WHAT YOU WILL DO -> Output the data that follows exactly, line for line.

Recorded data ->

------------------------------

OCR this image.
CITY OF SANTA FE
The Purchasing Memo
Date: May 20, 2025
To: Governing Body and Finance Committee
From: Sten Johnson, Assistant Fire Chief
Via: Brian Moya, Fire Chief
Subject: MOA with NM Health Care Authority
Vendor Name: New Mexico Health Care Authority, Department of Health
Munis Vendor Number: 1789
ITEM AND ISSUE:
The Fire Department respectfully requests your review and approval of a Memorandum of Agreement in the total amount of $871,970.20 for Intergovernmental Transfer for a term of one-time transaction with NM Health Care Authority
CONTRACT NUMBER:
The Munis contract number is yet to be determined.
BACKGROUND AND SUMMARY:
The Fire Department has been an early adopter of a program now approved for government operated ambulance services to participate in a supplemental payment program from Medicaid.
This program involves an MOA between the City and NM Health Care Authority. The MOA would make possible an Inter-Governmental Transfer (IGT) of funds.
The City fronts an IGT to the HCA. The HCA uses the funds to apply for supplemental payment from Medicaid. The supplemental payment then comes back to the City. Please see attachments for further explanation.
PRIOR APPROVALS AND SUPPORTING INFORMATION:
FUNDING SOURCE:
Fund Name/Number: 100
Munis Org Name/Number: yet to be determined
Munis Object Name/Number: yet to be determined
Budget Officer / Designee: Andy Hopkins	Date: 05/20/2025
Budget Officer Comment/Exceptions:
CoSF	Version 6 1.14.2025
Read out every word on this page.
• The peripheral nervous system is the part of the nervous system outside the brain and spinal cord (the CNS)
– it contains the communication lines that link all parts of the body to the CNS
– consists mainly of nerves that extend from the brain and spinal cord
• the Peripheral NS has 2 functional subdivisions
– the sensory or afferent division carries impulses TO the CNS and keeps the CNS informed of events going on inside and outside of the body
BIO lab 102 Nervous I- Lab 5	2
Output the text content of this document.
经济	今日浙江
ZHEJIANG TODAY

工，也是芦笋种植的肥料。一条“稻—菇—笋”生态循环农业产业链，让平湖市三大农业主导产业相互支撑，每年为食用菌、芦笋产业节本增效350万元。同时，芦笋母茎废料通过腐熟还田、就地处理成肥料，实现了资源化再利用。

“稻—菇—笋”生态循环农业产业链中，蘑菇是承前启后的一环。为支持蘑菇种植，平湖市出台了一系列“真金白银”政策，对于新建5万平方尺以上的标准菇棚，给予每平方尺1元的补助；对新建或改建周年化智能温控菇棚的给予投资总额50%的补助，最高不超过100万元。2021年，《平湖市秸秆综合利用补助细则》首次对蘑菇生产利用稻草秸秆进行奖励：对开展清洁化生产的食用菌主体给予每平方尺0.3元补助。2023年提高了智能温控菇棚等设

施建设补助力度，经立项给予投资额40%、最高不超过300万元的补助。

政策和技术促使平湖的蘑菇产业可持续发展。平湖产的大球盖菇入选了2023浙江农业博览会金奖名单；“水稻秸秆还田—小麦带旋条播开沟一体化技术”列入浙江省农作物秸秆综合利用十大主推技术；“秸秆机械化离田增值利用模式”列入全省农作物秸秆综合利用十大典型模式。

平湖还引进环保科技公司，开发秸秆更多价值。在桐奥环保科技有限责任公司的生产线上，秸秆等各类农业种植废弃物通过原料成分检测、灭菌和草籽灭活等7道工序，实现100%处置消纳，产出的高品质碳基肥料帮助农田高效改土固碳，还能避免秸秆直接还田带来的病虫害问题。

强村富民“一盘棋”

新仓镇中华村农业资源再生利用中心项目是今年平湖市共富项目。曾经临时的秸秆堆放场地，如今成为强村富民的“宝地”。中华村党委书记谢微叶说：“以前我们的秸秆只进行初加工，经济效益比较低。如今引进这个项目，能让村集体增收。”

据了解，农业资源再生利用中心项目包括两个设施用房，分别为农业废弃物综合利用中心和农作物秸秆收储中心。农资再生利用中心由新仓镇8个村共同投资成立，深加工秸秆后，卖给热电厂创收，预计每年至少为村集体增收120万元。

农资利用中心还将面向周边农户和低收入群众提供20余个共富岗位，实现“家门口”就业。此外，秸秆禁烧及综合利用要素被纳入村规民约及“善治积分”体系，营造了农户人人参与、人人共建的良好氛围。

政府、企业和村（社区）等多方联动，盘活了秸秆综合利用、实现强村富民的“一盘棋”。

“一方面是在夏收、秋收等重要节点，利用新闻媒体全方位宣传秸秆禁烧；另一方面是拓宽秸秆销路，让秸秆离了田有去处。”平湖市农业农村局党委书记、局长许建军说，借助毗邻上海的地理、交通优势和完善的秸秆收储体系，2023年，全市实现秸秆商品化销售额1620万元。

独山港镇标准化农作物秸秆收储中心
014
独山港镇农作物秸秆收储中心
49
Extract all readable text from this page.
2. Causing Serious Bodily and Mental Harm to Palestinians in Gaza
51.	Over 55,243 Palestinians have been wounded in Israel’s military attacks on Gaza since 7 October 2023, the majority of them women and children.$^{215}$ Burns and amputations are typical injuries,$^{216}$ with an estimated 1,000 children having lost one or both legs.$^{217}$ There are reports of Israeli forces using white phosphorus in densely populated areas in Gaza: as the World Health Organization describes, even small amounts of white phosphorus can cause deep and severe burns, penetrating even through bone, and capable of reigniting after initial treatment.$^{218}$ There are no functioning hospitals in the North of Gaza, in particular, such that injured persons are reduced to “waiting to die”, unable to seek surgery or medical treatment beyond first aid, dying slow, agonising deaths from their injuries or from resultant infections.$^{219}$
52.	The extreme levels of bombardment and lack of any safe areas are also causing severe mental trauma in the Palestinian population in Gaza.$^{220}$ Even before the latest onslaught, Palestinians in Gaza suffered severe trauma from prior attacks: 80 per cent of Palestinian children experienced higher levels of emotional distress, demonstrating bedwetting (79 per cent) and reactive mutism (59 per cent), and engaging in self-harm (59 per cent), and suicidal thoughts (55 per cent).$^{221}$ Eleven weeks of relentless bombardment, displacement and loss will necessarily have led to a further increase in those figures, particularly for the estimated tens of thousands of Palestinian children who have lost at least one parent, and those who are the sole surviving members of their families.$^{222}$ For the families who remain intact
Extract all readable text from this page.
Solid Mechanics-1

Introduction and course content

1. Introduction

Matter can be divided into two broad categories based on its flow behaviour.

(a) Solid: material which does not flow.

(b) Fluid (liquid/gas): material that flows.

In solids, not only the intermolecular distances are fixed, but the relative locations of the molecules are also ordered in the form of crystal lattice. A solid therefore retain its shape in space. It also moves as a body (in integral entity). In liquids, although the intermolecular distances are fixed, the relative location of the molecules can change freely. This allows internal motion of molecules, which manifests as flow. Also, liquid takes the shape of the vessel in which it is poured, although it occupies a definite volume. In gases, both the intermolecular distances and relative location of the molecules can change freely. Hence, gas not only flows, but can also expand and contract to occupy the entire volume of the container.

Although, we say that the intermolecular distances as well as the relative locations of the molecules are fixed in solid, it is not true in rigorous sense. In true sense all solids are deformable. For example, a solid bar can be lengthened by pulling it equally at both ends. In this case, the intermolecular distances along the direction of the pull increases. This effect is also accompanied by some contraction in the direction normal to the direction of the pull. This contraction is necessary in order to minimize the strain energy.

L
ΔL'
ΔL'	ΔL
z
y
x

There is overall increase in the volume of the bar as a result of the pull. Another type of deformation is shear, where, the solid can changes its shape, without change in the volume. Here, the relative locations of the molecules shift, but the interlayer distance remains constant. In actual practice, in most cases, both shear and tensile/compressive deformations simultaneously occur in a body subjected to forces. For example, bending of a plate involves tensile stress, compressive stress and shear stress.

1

------------------------------

IN RESPONSE ->
OCR this image.
CITY OF SANTA FE
The Purchasing Memo
Date: May 20, 2025
To: Governing Body and Finance Committee
From: Sten Johnson, Assistant Fire Chief
Via: Brian Moya, Fire Chief
Subject: MOA with NM Health Care Authority
Vendor Name: New Mexico Health Care Authority, Department of Health
Munis Vendor Number: 1789
ITEM AND ISSUE:
The Fire Department respectfully requests your review and approval of a Memorandum of Agreement in the total amount of $871,970.20 for Intergovernmental Transfer for a term of one-time transaction with NM Health Care Authority
CONTRACT NUMBER:
The Munis contract number is yet to be determined.
BACKGROUND AND SUMMARY:
The Fire Department has been an early adopter of a program now approved for government operated ambulance services to participate in a supplemental payment program from Medicaid.
This program involves an MOA between the City and NM Health Care Authority. The MOA would make possible an Inter-Governmental Transfer (IGT) of funds.
The City fronts an IGT to the HCA. The HCA uses the funds to apply for supplemental payment from Medicaid. The supplemental payment then comes back to the City. Please see attachments for further explanation.
PRIOR APPROVALS AND SUPPORTING INFORMATION:
FUNDING SOURCE:
Fund Name/Number: 100
Munis Org Name/Number: yet to be determined
Munis Object Name/Number: yet to be determined
Budget Officer / Designee: Andy Hopkins	Date: 05/20/2025
Budget Officer Comment/Exceptions:
CoSF	Version 6 1.14.2025
Read out every word on this page.
• The peripheral nervous system is the part of the nervous system outside the brain and spinal cord (the CNS)
– it contains the communication lines that link all parts of the body to the CNS
– consists mainly of nerves that extend from the brain and spinal cord
• the Peripheral NS has 2 functional subdivisions
– the sensory or afferent division carries impulses TO the CNS and keeps the CNS informed of events going on inside and outside of the body
BIO lab 102 Nervous I- Lab 5	2
Output the text content of this document.
经济	今日浙江
ZHEJIANG TODAY

工，也是芦笋种植的肥料。一条“稻—菇—笋”生态循环农业产业链，让平湖市三大农业主导产业相互支撑，每年为食用菌、芦笋产业节本增效350万元。同时，芦笋母茎废料通过腐熟还田、就地处理成肥料，实现了资源化再利用。

“稻—菇—笋”生态循环农业产业链中，蘑菇是承前启后的一环。为支持蘑菇种植，平湖市出台了一系列“真金白银”政策，对于新建5万平方尺以上的标准菇棚，给予每平方尺1元的补助；对新建或改建周年化智能温控菇棚的给予投资总额50%的补助，最高不超过100万元。2021年，《平湖市秸秆综合利用补助细则》首次对蘑菇生产利用稻草秸秆进行奖励：对开展清洁化生产的食用菌主体给予每平方尺0.3元补助。2023年提高了智能温控菇棚等设

施建设补助力度，经立项给予投资额40%、最高不超过300万元的补助。

政策和技术促使平湖的蘑菇产业可持续发展。平湖产的大球盖菇入选了2023浙江农业博览会金奖名单；“水稻秸秆还田—小麦带旋条播开沟一体化技术”列入浙江省农作物秸秆综合利用十大主推技术；“秸秆机械化离田增值利用模式”列入全省农作物秸秆综合利用十大典型模式。

平湖还引进环保科技公司，开发秸秆更多价值。在桐奥环保科技有限责任公司的生产线上，秸秆等各类农业种植废弃物通过原料成分检测、灭菌和草籽灭活等7道工序，实现100%处置消纳，产出的高品质碳基肥料帮助农田高效改土固碳，还能避免秸秆直接还田带来的病虫害问题。

强村富民“一盘棋”

新仓镇中华村农业资源再生利用中心项目是今年平湖市共富项目。曾经临时的秸秆堆放场地，如今成为强村富民的“宝地”。中华村党委书记谢微叶说：“以前我们的秸秆只进行初加工，经济效益比较低。如今引进这个项目，能让村集体增收。”

据了解，农业资源再生利用中心项目包括两个设施用房，分别为农业废弃物综合利用中心和农作物秸秆收储中心。农资再生利用中心由新仓镇8个村共同投资成立，深加工秸秆后，卖给热电厂创收，预计每年至少为村集体增收120万元。

农资利用中心还将面向周边农户和低收入群众提供20余个共富岗位，实现“家门口”就业。此外，秸秆禁烧及综合利用要素被纳入村规民约及“善治积分”体系，营造了农户人人参与、人人共建的良好氛围。

政府、企业和村（社区）等多方联动，盘活了秸秆综合利用、实现强村富民的“一盘棋”。

“一方面是在夏收、秋收等重要节点，利用新闻媒体全方位宣传秸秆禁烧；另一方面是拓宽秸秆销路，让秸秆离了田有去处。”平湖市农业农村局党委书记、局长许建军说，借助毗邻上海的地理、交通优势和完善的秸秆收储体系，2023年，全市实现秸秆商品化销售额1620万元。

独山港镇标准化农作物秸秆收储中心
014
独山港镇农作物秸秆收储中心
49
Extract all readable text from this page.
2. Causing Serious Bodily and Mental Harm to Palestinians in Gaza
51.	Over 55,243 Palestinians have been wounded in Israel’s military attacks on Gaza since 7 October 2023, the majority of them women and children.$^{215}$ Burns and amputations are typical injuries,$^{216}$ with an estimated 1,000 children having lost one or both legs.$^{217}$ There are reports of Israeli forces using white phosphorus in densely populated areas in Gaza: as the World Health Organization describes, even small amounts of white phosphorus can cause deep and severe burns, penetrating even through bone, and capable of reigniting after initial treatment.$^{218}$ There are no functioning hospitals in the North of Gaza, in particular, such that injured persons are reduced to “waiting to die”, unable to seek surgery or medical treatment beyond first aid, dying slow, agonising deaths from their injuries or from resultant infections.$^{219}$
52.	The extreme levels of bombardment and lack of any safe areas are also causing severe mental trauma in the Palestinian population in Gaza.$^{220}$ Even before the latest onslaught, Palestinians in Gaza suffered severe trauma from prior attacks: 80 per cent of Palestinian children experienced higher levels of emotional distress, demonstrating bedwetting (79 per cent) and reactive mutism (59 per cent), and engaging in self-harm (59 per cent), and suicidal thoughts (55 per cent).$^{221}$ Eleven weeks of relentless bombardment, displacement and loss will necessarily have led to a further increase in those figures, particularly for the estimated tens of thousands of Palestinian children who have lost at least one parent, and those who are the sole surviving members of their families.$^{222}$ For the families who remain intact
Extract all readable text from this page.
Solid Mechanics-1

Introduction and course content

1. Introduction

Matter can be divided into two broad categories based on its flow behaviour.

(a) Solid: material which does not flow.

(b) Fluid (liquid/gas): material that flows.

In solids, not only the intermolecular distances are fixed, but the relative locations of the molecules are also ordered in the form of crystal lattice. A solid therefore retain its shape in space. It also moves as a body (in integral entity). In liquids, although the intermolecular distances are fixed, the relative location of the molecules can change freely. This allows internal motion of molecules, which manifests as flow. Also, liquid takes the shape of the vessel in which it is poured, although it occupies a definite volume. In gases, both the intermolecular distances and relative location of the molecules can change freely. Hence, gas not only flows, but can also expand and contract to occupy the entire volume of the container.

Although, we say that the intermolecular distances as well as the relative locations of the molecules are fixed in solid, it is not true in rigorous sense. In true sense all solids are deformable. For example, a solid bar can be lengthened by pulling it equally at both ends. In this case, the intermolecular distances along the direction of the pull increases. This effect is also accompanied by some contraction in the direction normal to the direction of the pull. This contraction is necessary in order to minimize the strain energy.

L
ΔL'
ΔL'	ΔL
z
y
x

There is overall increase in the volume of the bar as a result of the pull. Another type of deformation is shear, where, the solid can changes its shape, without change in the volume. Here, the relative locations of the molecules shift, but the interlayer distance remains constant. In actual practice, in most cases, both shear and tensile/compressive deformations simultaneously occur in a body subjected to forces. For example, bending of a plate involves tensile stress, compressive stress and shear stress.

1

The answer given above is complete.